* [Task instructions] Repeat the listing exactly as given, omitting every image.

* [Dataset content]
▬▬▬▬▬▬▬▬▬▬

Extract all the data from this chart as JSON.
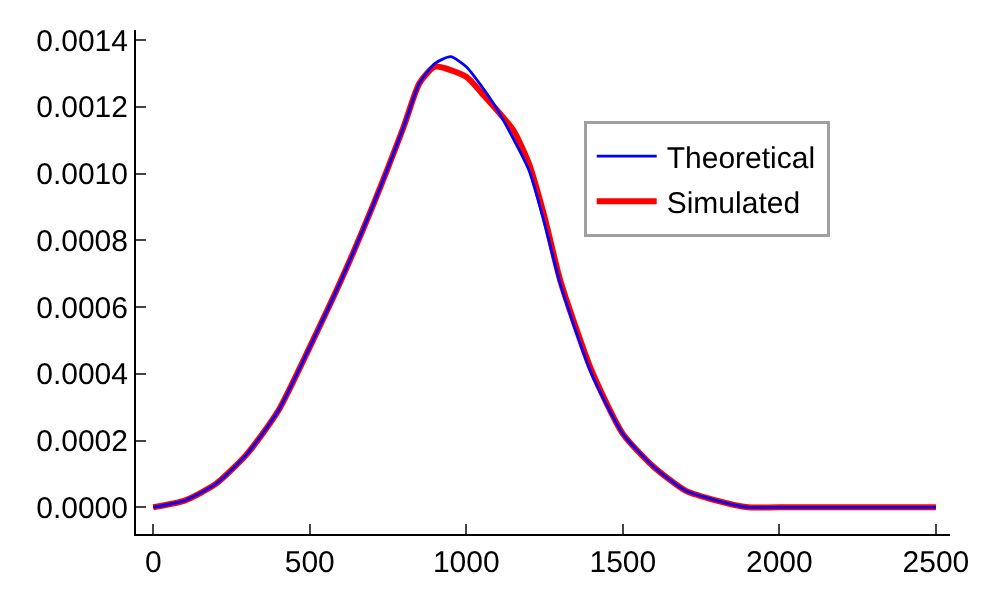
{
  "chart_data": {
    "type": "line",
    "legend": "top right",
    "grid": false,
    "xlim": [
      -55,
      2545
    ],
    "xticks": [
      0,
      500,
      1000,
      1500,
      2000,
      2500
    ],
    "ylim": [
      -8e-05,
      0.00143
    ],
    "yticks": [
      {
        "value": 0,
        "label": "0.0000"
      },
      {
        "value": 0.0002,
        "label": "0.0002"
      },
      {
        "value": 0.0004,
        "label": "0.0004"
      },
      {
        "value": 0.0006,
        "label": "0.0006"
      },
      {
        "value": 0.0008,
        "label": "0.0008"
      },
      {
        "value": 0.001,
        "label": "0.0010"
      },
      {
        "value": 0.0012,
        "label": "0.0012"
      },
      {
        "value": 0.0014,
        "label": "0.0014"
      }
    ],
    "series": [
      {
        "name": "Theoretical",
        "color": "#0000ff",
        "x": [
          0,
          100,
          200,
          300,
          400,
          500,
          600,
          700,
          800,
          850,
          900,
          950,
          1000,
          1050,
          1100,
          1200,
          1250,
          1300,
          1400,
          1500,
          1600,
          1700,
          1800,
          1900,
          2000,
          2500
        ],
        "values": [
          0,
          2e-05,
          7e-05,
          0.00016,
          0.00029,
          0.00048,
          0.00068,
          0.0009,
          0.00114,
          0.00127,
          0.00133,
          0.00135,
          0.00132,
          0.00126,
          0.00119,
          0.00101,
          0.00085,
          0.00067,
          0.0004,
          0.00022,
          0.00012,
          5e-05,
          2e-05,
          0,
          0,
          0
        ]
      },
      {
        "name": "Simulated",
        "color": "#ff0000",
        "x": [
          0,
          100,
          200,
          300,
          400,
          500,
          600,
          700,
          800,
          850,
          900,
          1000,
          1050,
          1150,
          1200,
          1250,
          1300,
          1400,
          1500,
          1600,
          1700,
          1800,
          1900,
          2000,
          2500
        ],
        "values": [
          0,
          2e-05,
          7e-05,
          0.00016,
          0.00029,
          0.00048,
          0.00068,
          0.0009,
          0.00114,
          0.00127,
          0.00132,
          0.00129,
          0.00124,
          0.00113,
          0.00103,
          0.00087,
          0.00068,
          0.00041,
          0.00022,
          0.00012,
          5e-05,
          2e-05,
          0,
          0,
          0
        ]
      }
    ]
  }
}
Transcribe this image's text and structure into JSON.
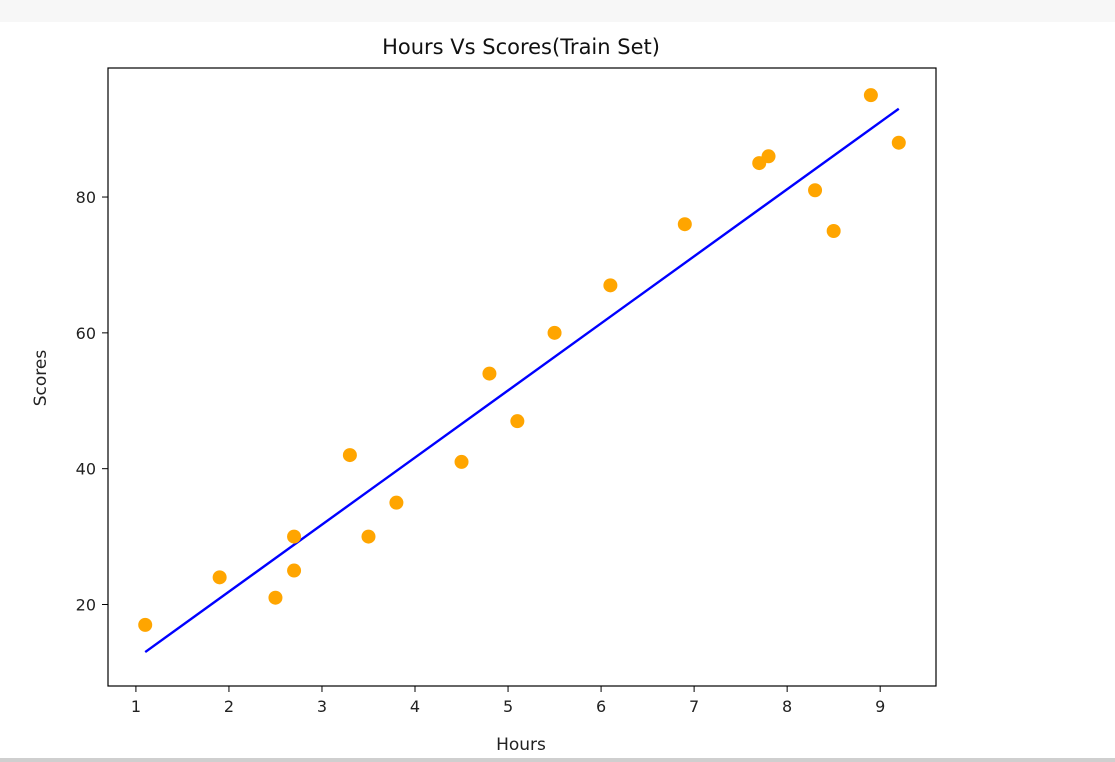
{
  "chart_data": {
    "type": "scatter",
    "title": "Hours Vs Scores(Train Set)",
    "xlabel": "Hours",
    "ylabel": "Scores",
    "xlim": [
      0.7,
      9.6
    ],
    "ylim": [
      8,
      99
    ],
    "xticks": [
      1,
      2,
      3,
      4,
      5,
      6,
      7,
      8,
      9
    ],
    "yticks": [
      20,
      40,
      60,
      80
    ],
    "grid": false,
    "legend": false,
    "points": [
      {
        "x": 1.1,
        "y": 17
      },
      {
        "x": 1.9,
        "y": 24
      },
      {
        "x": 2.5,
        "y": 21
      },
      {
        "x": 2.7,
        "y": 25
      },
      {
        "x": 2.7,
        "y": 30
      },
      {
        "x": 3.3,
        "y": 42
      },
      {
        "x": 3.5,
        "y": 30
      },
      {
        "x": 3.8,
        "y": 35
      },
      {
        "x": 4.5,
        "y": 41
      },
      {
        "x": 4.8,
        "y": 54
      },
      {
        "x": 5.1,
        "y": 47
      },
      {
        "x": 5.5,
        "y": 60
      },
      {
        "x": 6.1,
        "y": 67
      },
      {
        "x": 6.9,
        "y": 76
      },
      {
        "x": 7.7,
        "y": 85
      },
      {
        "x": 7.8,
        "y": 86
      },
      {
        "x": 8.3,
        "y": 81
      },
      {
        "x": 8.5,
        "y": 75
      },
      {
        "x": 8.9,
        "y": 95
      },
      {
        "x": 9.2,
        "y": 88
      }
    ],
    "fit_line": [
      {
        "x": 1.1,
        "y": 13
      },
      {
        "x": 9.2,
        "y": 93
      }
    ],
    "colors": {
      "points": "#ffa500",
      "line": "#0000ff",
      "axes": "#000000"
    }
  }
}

▬▬▬▬▬▬▬▬▬▬

* [Solution below]
Extract all the data from this chart as JSON.
{
  "chart_data": {
    "type": "line",
    "legend": "top right",
    "grid": false,
    "xlim": [
      -55,
      2545
    ],
    "xticks": [
      0,
      500,
      1000,
      1500,
      2000,
      2500
    ],
    "ylim": [
      -8e-05,
      0.00143
    ],
    "yticks": [
      {
        "value": 0,
        "label": "0.0000"
      },
      {
        "value": 0.0002,
        "label": "0.0002"
      },
      {
        "value": 0.0004,
        "label": "0.0004"
      },
      {
        "value": 0.0006,
        "label": "0.0006"
      },
      {
        "value": 0.0008,
        "label": "0.0008"
      },
      {
        "value": 0.001,
        "label": "0.0010"
      },
      {
        "value": 0.0012,
        "label": "0.0012"
      },
      {
        "value": 0.0014,
        "label": "0.0014"
      }
    ],
    "series": [
      {
        "name": "Theoretical",
        "color": "#0000ff",
        "x": [
          0,
          100,
          200,
          300,
          400,
          500,
          600,
          700,
          800,
          850,
          900,
          950,
          1000,
          1050,
          1100,
          1200,
          1250,
          1300,
          1400,
          1500,
          1600,
          1700,
          1800,
          1900,
          2000,
          2500
        ],
        "values": [
          0,
          2e-05,
          7e-05,
          0.00016,
          0.00029,
          0.00048,
          0.00068,
          0.0009,
          0.00114,
          0.00127,
          0.00133,
          0.00135,
          0.00132,
          0.00126,
          0.00119,
          0.00101,
          0.00085,
          0.00067,
          0.0004,
          0.00022,
          0.00012,
          5e-05,
          2e-05,
          0,
          0,
          0
        ]
      },
      {
        "name": "Simulated",
        "color": "#ff0000",
        "x": [
          0,
          100,
          200,
          300,
          400,
          500,
          600,
          700,
          800,
          850,
          900,
          1000,
          1050,
          1150,
          1200,
          1250,
          1300,
          1400,
          1500,
          1600,
          1700,
          1800,
          1900,
          2000,
          2500
        ],
        "values": [
          0,
          2e-05,
          7e-05,
          0.00016,
          0.00029,
          0.00048,
          0.00068,
          0.0009,
          0.00114,
          0.00127,
          0.00132,
          0.00129,
          0.00124,
          0.00113,
          0.00103,
          0.00087,
          0.00068,
          0.00041,
          0.00022,
          0.00012,
          5e-05,
          2e-05,
          0,
          0,
          0
        ]
      }
    ]
  }
}
Transcribe this image's text and structure into JSON.
{
  "chart_data": {
    "type": "scatter",
    "title": "Hours Vs Scores(Train Set)",
    "xlabel": "Hours",
    "ylabel": "Scores",
    "xlim": [
      0.7,
      9.6
    ],
    "ylim": [
      8,
      99
    ],
    "xticks": [
      1,
      2,
      3,
      4,
      5,
      6,
      7,
      8,
      9
    ],
    "yticks": [
      20,
      40,
      60,
      80
    ],
    "grid": false,
    "legend": false,
    "points": [
      {
        "x": 1.1,
        "y": 17
      },
      {
        "x": 1.9,
        "y": 24
      },
      {
        "x": 2.5,
        "y": 21
      },
      {
        "x": 2.7,
        "y": 25
      },
      {
        "x": 2.7,
        "y": 30
      },
      {
        "x": 3.3,
        "y": 42
      },
      {
        "x": 3.5,
        "y": 30
      },
      {
        "x": 3.8,
        "y": 35
      },
      {
        "x": 4.5,
        "y": 41
      },
      {
        "x": 4.8,
        "y": 54
      },
      {
        "x": 5.1,
        "y": 47
      },
      {
        "x": 5.5,
        "y": 60
      },
      {
        "x": 6.1,
        "y": 67
      },
      {
        "x": 6.9,
        "y": 76
      },
      {
        "x": 7.7,
        "y": 85
      },
      {
        "x": 7.8,
        "y": 86
      },
      {
        "x": 8.3,
        "y": 81
      },
      {
        "x": 8.5,
        "y": 75
      },
      {
        "x": 8.9,
        "y": 95
      },
      {
        "x": 9.2,
        "y": 88
      }
    ],
    "fit_line": [
      {
        "x": 1.1,
        "y": 13
      },
      {
        "x": 9.2,
        "y": 93
      }
    ],
    "colors": {
      "points": "#ffa500",
      "line": "#0000ff",
      "axes": "#000000"
    }
  }
}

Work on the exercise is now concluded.